Psalm 36:10

Orde van dienst (Kampen middagdienst)
Liedboek gezang 169
lezen Psalm 36
tekst Psalm 36:10
Psalm 36
Psalm 27,1.2
Liedboek gezang 488b,2.4.5
Liedboek gezang 423

Loenen-Abcoude 30/06/00
huwelijksdienst Sander en Jantine

<<<


Broeders en zusters, geliefd in onze Heer, Jezus Christus,


Licht en leven, licht en vrolijkheid, licht en opluchting, licht en ruimte, licht en kleur, licht en vriendelijkheid, licht en overvloed, licht en eerlijkheid, licht en liefde, licht en openheid - is er wel één woord, ja is er wel één werkelijkheid, die in het prisma van onze ervaring breekt in meer positieve herinneringen dan het licht? Wie wil er nu niet leven in het licht? Wie kent de opluchting niet als het oplicht aan het einde van de tunnel, of als het licht wordt na een nacht wakker liggen in het ziekenhuis? Kan het licht zijn in een gevangenis? Kun je werkelijk een feest houden in het donker? Ach welnee. We hebben feest-verlichting, van feest-verduistering heb ik nog nooit gehoord.

In het teken van heel die uitbundigheid die bij het licht hoort, in het teken van die immense ruimte die openbreekt om ons heen als het licht wordt en we weer in de verte kunnen zien, hemelhoog, van de hoge bergen tot de diepe zeeën, in het teken van de overvloed van zonovergoten landerijen, waar God zijn Naam in water uitschrijft omdat Hij het land heeft aan woestijnen, - in dat teken wilden jullie, Sander en Jantine, jullie huwelijk beginnen, omdat het allemaal een teken is van God, spreekt van de Schepper die de bron van het leven is en van Christus, de lichtende Morgenster.

BRONFRAGMENT:
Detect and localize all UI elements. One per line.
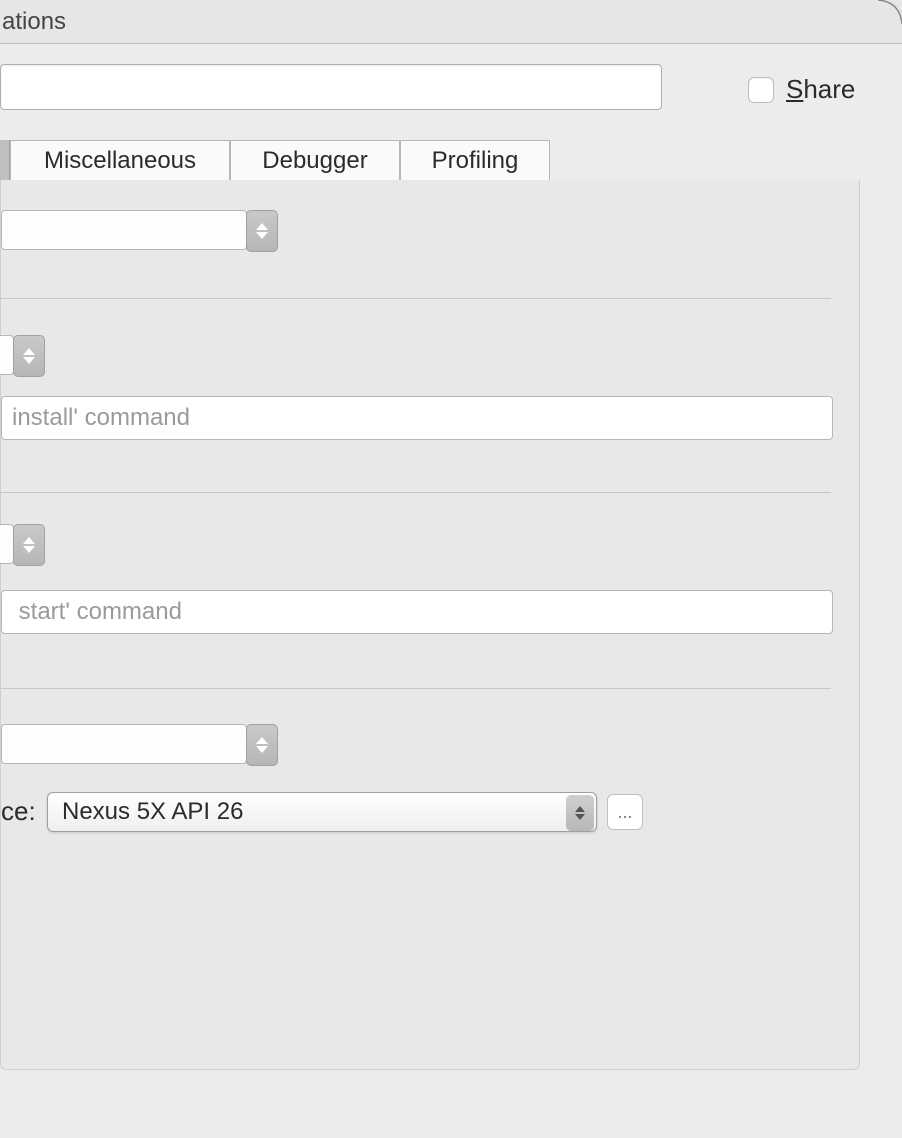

OPDRACHT 1:
Noem alle gezangen uit het Liedboek die in de orde van dienst bij de preek over Psalm 36:10 voorkomen. Vermeld ook de genoemde verzen.
OPDRACHT 2:
Beantwoord de volgende vragen over de preek over Psalm 36:10.
(a) Welke tekst is als preektekst opgegeven?
(b) Voor wie werd de huwelijksdienst in Loenen-Abcoude gehouden?
(c) Van welk woord zegt de spreker nog nooit gehoord te hebben?
OPDRACHT 3:
Vervolg de preek over Psalm 36:10 na de laatste zin.

VERWACHT ANTWOORD 1:
Liedboek gezang 169
Liedboek gezang 488b, verzen 2, 4 en 5
Liedboek gezang 423

VERWACHT ANTWOORD 2:
(a) Psalm 36:10
(b) Voor Sander en Jantine
(c) Feest-verduistering

VERWACHT ANTWOORD 3:
En die woorden op de kaart, en hier nu in de kerk, die woorden: Bij U is de bron van het leven, in uw licht zien wij het licht, zijn voor jullie een belijdenis, zoals ze voor de dichter van Psalm 36 een belijdenis waren: bewust gekozen woorden, gekozen vóór God en tegen van alles en nog wat.


Ja, dat tegenover dat is vandaag wel heel anders dan in Psalm 36. De dichter hier ziet zich bedreigd door goddelozen. En dat zijn in de psalmen niet maar ongelovigen of zo. Het gaat echt om slechte mensen die uit zijn op onrecht, onheil, bedrog, kwaad. Dat soort mensen zijn er ook tegenwoordig nog. We horen ervan, misschien kennen we ze zelfs wel. Maar echt bedreigd worden we meestal niet. Ik heb zoiets tenminste van Sander en Jantine niet gehoord.

Zij willen leven in Gods licht tegenover alle vanzelfsprekendheid en grijsheid, tegenover alle andere machten van duisternis en bedreiging, ziekte en handicap, en tegenover alle onzekerheid omdat niemand weet wat er komt en hoe het zal gaan. En ook zo spreekt Psalm 36 en wil deze psalm de poëzie van Gods licht in ons leven brengen. Laten we er even naar luisteren, kijken is misschien nog beter gezegd.


Ja, kijken naar de poëzie van Gods licht. Want bij onze God hoort geen saai burgermansbestaan. Bij Hem is de bron van het leven, en die bron vloeit uit in een stroom van gaven, zoals in het paradijs, in Gods eigen woonplaats de rivier opborrelde die de hele aarde vruchtbaarheid gaf. Na zulke woorden kan het bij dat ’in uw licht zien wij het licht’ niet meer gaan om een simpele prozaïsche waarheid. Je kunt wel proberen om het zo te lezen, maar dat past eenvoudig niet.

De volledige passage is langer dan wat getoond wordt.